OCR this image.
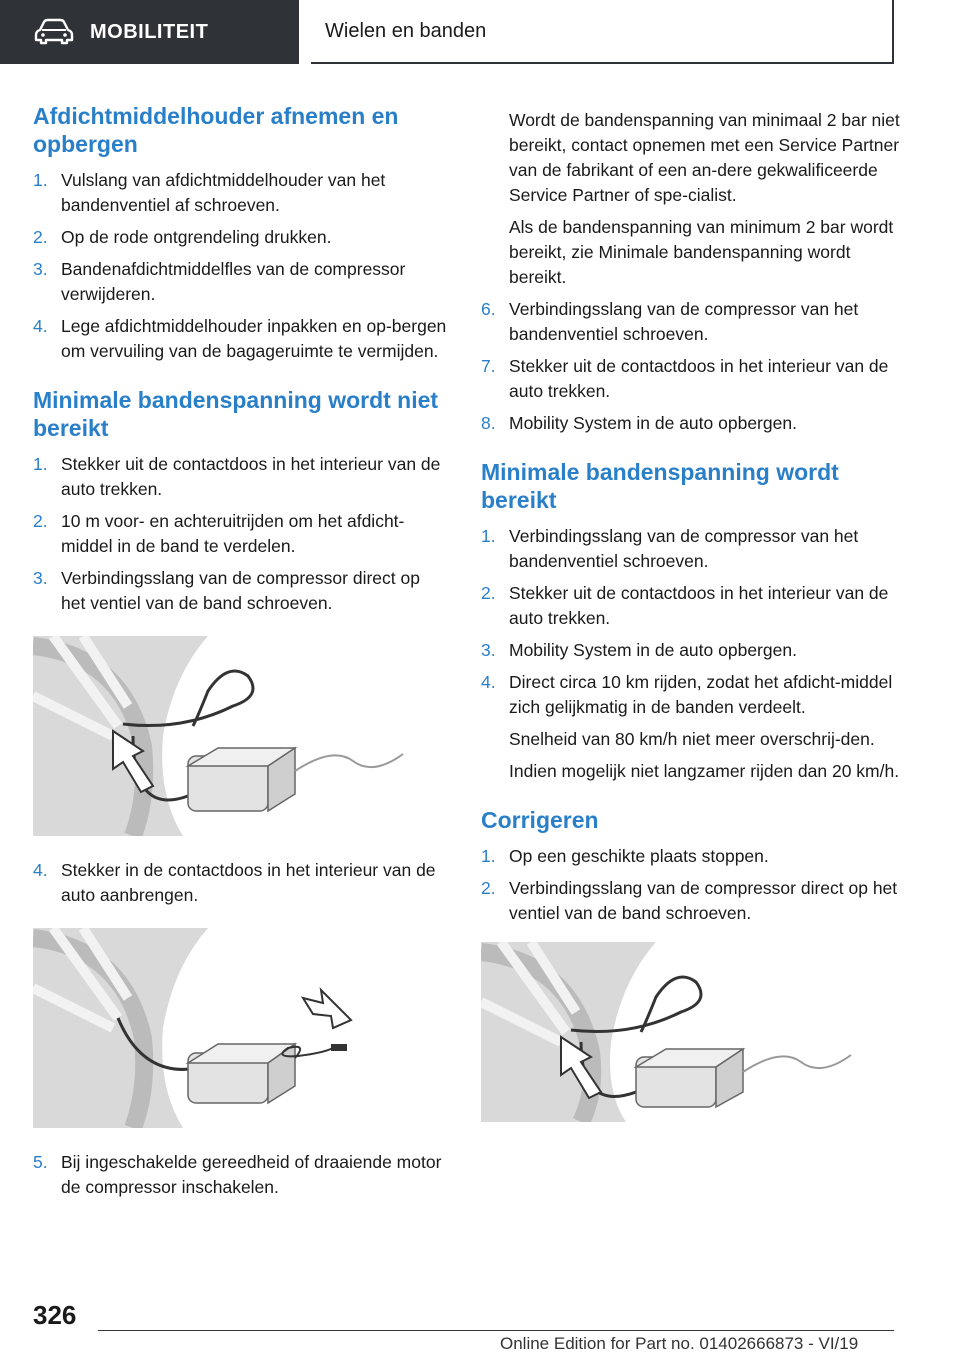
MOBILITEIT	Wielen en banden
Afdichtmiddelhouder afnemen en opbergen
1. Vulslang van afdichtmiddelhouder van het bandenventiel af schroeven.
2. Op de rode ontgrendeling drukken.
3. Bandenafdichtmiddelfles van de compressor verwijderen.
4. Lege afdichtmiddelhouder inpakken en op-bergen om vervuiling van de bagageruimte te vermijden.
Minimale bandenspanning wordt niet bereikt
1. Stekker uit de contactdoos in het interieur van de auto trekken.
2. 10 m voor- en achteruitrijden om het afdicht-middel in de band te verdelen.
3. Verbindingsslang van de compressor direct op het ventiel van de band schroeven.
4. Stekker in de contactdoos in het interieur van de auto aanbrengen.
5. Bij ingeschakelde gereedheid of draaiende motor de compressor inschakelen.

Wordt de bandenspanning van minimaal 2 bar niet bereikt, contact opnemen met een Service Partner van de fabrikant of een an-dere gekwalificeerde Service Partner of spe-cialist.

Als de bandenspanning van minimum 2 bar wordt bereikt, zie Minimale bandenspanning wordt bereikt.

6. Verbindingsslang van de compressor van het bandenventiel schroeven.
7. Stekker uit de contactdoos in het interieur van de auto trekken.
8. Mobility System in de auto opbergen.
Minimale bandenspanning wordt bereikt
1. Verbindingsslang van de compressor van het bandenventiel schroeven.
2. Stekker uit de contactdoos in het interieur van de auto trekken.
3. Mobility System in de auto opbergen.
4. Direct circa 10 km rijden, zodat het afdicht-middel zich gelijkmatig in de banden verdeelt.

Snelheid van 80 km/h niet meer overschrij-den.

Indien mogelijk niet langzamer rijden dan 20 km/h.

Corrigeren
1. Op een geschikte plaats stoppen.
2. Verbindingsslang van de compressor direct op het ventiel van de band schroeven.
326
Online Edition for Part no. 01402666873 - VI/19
====
**Instructions for the task:**
Of the lines above, how many include the word "System"? Reply with the number alone.

**Solution to this exercise:**
2